↓↓↓

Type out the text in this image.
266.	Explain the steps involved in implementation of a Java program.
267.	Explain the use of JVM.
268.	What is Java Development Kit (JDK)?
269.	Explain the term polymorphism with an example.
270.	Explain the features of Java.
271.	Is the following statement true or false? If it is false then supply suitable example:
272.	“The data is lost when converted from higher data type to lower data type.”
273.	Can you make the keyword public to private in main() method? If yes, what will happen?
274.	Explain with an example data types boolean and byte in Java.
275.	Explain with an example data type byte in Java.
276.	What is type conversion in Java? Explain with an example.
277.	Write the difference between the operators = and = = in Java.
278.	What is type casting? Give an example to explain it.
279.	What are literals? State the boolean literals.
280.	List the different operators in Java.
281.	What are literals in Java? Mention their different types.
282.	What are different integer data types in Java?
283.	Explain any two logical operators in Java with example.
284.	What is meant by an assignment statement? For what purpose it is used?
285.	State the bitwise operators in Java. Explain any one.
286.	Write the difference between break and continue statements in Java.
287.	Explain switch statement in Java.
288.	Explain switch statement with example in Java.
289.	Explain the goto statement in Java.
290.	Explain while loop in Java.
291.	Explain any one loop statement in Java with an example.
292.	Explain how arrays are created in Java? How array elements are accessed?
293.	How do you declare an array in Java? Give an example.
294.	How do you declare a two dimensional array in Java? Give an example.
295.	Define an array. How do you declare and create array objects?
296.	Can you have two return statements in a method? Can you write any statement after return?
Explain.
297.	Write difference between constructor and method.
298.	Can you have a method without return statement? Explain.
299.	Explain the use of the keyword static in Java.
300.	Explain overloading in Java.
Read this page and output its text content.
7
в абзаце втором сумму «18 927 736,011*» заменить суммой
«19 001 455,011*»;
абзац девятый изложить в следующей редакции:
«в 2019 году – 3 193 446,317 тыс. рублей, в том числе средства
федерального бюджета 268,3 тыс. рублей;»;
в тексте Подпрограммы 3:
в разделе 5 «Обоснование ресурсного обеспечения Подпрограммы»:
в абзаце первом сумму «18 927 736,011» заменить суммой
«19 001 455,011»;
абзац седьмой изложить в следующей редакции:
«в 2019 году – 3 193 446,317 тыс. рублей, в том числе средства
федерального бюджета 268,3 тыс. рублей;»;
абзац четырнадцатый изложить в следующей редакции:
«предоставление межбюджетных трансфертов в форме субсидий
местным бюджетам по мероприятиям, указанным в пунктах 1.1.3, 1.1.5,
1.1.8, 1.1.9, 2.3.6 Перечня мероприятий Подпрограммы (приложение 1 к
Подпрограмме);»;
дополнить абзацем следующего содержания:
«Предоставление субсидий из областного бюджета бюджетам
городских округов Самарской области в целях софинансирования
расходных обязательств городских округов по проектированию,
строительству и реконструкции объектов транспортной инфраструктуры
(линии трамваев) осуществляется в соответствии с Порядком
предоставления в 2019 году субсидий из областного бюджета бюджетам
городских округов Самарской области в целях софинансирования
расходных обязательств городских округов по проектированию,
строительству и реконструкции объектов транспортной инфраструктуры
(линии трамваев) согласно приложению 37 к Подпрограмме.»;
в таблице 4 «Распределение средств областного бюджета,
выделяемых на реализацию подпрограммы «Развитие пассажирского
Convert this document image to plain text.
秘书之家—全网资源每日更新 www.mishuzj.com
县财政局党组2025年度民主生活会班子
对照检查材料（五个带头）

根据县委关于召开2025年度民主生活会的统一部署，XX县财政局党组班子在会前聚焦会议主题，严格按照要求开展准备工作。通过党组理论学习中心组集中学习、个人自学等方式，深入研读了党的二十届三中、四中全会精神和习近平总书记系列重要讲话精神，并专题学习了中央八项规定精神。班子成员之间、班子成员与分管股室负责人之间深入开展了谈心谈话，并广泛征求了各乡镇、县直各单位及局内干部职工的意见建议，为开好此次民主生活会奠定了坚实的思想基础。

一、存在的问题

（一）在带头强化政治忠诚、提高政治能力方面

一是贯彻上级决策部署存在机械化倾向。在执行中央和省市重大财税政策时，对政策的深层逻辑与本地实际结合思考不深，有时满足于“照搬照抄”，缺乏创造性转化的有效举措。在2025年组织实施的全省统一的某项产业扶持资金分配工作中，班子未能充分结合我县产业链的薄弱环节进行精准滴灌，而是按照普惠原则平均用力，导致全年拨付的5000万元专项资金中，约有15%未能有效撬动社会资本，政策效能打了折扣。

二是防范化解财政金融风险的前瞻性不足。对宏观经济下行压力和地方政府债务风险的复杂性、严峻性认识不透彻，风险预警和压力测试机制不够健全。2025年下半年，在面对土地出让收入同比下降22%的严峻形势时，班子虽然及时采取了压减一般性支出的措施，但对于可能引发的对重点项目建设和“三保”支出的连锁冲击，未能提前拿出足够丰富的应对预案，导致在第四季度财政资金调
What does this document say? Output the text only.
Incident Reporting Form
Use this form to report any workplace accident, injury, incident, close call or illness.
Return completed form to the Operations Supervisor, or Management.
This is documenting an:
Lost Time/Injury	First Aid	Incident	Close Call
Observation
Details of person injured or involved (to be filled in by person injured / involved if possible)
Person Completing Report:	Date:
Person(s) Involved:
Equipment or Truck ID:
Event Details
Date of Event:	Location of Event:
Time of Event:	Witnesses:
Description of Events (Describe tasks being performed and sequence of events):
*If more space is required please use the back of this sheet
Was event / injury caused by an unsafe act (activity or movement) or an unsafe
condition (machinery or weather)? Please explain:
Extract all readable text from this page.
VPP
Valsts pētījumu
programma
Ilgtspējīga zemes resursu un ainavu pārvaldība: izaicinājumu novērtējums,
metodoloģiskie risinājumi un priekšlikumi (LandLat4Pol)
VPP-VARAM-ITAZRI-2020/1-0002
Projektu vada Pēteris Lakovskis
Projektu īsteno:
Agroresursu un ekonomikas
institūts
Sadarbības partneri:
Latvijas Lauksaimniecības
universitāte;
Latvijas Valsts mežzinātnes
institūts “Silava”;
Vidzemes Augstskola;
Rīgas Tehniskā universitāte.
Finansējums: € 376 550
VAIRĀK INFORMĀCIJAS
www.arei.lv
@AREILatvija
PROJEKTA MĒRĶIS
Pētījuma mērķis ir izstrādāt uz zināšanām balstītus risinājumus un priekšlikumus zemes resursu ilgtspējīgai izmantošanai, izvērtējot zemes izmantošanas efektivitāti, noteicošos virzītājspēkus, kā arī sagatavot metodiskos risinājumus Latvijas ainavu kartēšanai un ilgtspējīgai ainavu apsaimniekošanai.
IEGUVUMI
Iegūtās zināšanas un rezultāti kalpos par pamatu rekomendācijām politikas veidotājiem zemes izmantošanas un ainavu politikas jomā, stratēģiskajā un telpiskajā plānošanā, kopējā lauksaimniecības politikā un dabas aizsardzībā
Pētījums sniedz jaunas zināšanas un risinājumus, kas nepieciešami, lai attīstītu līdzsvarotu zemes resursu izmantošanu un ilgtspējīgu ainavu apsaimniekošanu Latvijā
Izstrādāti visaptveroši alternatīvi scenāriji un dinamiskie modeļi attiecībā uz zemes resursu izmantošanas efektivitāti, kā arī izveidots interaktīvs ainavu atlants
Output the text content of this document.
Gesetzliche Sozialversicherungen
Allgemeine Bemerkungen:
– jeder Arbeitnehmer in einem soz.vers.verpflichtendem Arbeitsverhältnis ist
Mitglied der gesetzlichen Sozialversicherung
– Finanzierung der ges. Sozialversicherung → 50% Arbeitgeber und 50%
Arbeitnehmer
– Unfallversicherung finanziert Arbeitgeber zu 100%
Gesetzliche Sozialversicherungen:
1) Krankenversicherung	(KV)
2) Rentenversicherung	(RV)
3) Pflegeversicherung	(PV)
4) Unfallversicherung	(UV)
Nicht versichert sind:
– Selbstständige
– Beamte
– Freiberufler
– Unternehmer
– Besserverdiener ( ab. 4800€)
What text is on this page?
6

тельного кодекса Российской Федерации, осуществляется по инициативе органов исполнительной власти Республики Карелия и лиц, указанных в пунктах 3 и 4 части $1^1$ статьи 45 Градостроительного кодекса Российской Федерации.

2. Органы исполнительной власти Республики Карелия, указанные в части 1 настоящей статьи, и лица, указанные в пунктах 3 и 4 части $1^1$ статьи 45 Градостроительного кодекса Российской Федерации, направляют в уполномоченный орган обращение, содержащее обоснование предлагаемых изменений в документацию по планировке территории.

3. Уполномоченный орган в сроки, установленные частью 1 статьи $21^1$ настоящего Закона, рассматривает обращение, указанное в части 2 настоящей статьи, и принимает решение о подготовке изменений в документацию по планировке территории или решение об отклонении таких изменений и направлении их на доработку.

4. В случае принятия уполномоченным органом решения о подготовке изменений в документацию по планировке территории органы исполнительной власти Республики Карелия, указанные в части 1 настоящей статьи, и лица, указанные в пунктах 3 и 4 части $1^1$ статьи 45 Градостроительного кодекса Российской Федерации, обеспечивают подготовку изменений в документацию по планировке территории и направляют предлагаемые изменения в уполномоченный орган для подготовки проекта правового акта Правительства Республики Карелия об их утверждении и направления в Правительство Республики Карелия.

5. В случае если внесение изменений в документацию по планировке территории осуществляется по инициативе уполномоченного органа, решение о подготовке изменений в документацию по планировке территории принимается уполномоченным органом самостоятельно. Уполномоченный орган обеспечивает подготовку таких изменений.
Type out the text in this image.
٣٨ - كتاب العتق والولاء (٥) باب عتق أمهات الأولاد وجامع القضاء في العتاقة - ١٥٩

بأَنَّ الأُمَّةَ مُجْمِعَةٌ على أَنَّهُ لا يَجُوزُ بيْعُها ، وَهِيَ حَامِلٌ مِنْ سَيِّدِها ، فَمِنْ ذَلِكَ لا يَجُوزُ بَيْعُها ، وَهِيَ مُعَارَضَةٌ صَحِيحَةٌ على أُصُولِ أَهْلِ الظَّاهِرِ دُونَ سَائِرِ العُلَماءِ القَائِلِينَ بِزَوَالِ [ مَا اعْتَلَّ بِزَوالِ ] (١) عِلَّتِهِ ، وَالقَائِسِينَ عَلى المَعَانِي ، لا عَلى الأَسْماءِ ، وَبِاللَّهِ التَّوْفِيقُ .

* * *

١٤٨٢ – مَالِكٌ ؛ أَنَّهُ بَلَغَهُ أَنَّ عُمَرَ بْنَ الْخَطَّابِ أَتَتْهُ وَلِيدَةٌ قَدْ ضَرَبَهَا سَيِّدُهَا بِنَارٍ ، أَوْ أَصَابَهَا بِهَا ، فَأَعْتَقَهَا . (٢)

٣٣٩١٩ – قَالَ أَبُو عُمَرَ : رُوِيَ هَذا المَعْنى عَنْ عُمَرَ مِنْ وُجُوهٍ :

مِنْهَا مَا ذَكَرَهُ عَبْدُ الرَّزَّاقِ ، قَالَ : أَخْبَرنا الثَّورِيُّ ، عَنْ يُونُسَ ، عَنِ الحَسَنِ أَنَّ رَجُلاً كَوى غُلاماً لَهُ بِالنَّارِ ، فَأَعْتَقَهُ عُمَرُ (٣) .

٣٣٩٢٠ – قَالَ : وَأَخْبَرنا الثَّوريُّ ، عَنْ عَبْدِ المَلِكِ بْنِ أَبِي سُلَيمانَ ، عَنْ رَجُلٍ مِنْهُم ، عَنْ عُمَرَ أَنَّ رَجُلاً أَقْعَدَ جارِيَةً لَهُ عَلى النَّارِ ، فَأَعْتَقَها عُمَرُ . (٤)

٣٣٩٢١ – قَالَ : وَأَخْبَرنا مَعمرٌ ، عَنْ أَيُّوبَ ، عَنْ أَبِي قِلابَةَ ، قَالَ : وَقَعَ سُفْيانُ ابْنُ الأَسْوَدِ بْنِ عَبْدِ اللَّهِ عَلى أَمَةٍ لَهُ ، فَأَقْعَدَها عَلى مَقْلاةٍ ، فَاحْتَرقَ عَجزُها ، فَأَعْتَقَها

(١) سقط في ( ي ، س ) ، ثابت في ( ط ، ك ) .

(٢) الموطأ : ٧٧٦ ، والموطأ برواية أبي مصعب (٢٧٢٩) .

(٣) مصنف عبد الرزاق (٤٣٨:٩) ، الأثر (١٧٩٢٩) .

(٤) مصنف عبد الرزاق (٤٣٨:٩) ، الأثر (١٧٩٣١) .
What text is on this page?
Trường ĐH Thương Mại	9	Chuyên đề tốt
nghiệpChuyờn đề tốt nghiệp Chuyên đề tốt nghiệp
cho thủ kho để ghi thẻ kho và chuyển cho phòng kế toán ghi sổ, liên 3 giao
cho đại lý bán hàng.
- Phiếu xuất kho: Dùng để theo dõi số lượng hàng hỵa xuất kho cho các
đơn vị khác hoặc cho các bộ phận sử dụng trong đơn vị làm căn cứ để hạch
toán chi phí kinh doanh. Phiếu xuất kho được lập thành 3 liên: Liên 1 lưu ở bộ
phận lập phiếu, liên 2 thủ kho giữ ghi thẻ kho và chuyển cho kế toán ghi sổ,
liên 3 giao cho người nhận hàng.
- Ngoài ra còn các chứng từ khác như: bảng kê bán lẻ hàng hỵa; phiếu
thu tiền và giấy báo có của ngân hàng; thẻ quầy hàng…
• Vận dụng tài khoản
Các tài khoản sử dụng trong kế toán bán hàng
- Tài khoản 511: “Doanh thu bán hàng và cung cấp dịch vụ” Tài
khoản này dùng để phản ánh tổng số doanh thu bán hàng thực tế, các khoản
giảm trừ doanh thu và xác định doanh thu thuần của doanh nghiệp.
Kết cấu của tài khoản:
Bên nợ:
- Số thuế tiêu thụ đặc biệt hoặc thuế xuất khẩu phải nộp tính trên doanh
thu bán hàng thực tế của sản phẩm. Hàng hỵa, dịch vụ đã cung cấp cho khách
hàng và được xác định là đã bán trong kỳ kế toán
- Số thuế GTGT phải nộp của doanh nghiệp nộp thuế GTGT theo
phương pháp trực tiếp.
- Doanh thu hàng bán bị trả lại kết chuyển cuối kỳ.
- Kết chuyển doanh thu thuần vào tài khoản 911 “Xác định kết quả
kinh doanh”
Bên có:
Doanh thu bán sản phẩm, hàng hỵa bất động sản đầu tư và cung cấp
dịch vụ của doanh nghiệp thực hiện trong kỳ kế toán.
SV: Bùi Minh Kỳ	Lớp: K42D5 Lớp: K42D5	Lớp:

↑↑↑

What the task requires: Count the lines of these entries that hold the string "указанные", and give only that number.

Answer to the task: 2